• [Yang Diminta]
A) Tampilkan ulang bagian kutipan tentang sepak bola, dari "Lihat saja bagaimana" sampai "ambang pintu kelolosan.", tanpa mengubah satu kata pun.
B) Sambung tulisan tentang sikap pendukung sepak bola di bawah ini, mulai setelah kalimat terakhirnya.

Kita tak akan terlalu menyombongkan diri saat tim idola meraih kemenangan, sekalipun atas tim unggulan yang berkekuatan jauh lebih superior. Begitu pula sebaliknya, kita tidak akan merasa malu apalagi terhina ketika kekalahan melanda.
Sikap sama juga bakal kita pertunjukkan terhadap sosok pelatih yang menangani tim itu. Berbekal pemahaman "bola itu bulat", kita tak akan terlalu mudah menyanjung-nyanjung seorang pelatih ketika tim asuhannya meraih hasil mencengangkan.
Kenapa demikian? Karena bisa jadi hasil buruk sudah menunggu di depan mata.
Lihat saja bagaimana Shin Tae-yong dielu-elukan ketika sukses membawa Garuda Muda mencapai semifinal Piala Asia U-23 beberapa waktu lalu. Namun tak lama berselang sosok yang sama menghadirkan kekecewaan karena gagal menembus Olimpiade Paris 2024, padahal sudah berada di ambang pintu kelolosan.

• [Catatan Terlampir]
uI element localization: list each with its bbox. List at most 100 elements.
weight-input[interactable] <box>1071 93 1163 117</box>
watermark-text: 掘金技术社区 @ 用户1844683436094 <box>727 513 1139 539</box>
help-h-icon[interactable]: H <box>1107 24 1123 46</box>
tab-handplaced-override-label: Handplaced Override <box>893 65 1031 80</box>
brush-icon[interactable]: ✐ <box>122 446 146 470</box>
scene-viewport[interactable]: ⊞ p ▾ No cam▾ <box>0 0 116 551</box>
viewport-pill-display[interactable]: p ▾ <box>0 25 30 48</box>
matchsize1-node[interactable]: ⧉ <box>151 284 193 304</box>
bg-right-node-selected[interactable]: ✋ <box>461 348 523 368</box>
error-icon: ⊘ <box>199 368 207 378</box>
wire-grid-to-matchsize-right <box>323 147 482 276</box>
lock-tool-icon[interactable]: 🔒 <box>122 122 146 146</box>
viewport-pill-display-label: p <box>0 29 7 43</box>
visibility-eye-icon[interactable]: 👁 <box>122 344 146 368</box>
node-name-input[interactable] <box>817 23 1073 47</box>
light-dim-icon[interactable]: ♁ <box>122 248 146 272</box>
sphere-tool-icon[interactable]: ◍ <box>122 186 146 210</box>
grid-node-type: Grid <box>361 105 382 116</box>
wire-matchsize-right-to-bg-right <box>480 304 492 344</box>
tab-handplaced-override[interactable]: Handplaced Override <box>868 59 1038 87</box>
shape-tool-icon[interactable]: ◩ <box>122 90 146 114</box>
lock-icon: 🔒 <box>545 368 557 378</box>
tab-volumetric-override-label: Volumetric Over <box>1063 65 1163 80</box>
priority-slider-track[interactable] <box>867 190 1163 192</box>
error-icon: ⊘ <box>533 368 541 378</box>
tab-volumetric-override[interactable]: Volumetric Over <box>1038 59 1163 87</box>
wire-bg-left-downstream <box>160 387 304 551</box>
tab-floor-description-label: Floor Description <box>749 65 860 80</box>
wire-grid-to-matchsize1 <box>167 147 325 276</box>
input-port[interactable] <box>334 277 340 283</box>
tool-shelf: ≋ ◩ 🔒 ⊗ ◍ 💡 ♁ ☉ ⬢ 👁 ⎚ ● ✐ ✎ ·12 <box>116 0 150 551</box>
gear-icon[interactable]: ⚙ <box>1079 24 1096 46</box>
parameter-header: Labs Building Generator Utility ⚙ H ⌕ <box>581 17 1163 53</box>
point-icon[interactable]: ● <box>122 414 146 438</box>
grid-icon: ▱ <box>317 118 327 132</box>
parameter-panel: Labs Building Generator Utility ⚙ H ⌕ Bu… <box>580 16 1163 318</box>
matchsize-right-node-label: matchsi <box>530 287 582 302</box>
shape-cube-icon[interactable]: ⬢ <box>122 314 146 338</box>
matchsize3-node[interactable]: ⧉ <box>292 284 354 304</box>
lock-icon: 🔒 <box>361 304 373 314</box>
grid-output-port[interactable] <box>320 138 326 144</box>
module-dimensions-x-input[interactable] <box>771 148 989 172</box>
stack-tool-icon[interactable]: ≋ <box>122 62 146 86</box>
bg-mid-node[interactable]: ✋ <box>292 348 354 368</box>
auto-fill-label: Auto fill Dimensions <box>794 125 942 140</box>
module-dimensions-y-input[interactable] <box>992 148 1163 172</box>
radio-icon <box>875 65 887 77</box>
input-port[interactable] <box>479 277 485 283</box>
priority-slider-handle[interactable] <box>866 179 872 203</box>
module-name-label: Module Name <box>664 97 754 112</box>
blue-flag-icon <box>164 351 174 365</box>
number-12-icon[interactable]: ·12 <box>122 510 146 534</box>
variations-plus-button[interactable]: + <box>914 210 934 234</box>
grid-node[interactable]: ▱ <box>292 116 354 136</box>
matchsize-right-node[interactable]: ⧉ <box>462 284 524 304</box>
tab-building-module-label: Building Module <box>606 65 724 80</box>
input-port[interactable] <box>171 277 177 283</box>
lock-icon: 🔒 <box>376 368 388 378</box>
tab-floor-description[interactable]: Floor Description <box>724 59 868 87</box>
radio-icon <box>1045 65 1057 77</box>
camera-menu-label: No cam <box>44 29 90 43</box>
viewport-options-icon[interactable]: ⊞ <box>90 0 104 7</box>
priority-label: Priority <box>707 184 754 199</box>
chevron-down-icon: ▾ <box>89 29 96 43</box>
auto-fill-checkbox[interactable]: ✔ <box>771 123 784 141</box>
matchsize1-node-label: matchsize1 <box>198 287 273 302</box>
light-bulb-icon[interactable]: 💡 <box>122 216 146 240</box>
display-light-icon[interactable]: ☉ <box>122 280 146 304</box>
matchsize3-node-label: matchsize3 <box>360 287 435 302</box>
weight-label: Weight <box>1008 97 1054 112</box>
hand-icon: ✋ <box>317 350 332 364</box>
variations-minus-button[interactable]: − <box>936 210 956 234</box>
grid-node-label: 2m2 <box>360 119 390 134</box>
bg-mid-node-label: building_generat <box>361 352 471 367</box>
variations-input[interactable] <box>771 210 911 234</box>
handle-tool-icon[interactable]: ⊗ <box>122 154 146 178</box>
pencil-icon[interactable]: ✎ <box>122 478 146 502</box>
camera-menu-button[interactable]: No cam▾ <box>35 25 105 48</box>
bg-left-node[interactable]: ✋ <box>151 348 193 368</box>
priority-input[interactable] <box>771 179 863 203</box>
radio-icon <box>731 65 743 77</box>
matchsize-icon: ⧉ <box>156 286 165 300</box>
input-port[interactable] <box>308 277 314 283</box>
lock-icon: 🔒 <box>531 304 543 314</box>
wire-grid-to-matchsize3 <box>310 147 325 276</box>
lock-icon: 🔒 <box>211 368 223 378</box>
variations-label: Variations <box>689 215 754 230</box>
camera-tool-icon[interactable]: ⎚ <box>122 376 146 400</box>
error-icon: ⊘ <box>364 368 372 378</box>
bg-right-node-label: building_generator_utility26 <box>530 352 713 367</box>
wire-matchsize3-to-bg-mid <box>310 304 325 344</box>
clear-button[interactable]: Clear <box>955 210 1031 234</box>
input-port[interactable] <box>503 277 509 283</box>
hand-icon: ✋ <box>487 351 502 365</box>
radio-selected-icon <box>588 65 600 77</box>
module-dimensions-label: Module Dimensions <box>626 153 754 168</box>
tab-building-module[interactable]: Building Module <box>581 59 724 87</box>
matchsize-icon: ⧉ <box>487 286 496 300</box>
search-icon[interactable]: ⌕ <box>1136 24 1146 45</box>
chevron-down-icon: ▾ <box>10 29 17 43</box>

• [Jawaban Tugas]
A)
Lihat saja bagaimana Shin Tae-yong dielu-elukan ketika sukses membawa Garuda Muda mencapai semifinal Piala Asia U-23 beberapa waktu lalu. Namun tak lama berselang sosok yang sama menghadirkan kekecewaan karena gagal menembus Olimpiade Paris 2024, padahal sudah berada di ambang pintu kelolosan.

B)
Sebaliknya, kita juga tak akan dengan gampang merendah-rendahkan seorang pelatih ketika tim asuhannya mendapatkan hasil buruk. Karena sangat boleh jadi malah pelatih tersebut yang justru sukses menghasilkan prestasi yang telah lama dinanti-nanti oleh kita semua.
Contohnya?
Mau tak mau saya harus menyebut nama Indra Sjafri. Sosok ini oleh netizen kerap kali dianggap rendah serta dinilai kalah kualitas, lebih-lebih jika dibandingkan dengan STY.
Ketika gagal memberikan hasil bagus di Asian Games 2022, contohnya, tak kurang-kurang cercaan ditujukan pada Coach Indra. Bahkan ketika kemudian ia sukses mempersembahkan medali emas SEA Games 2023 sekalipun, lalu menjuarai Piala AFF U-19 belum lama ini, masih saja ada yang meremehkan.
Misalnya, dengan mengatakan "cuma pelatih level AFF". Bahkan sempat ada yang punya usul agar Indra Sjafri khusus menangani timnas di kompetisi tingkat regional Asia Tenggara, sedangkan STY untuk kompetisi level Asia dan dunia.
Nyatanya, pelatih level AFF itu bisa mengalahkan Argentina, lo. Seakan-akan hendak menyadarkan kita semua bahwa adagium "bola itu bulat" masih dan akan selalu berlaku di sepak bola.
Satu lagi.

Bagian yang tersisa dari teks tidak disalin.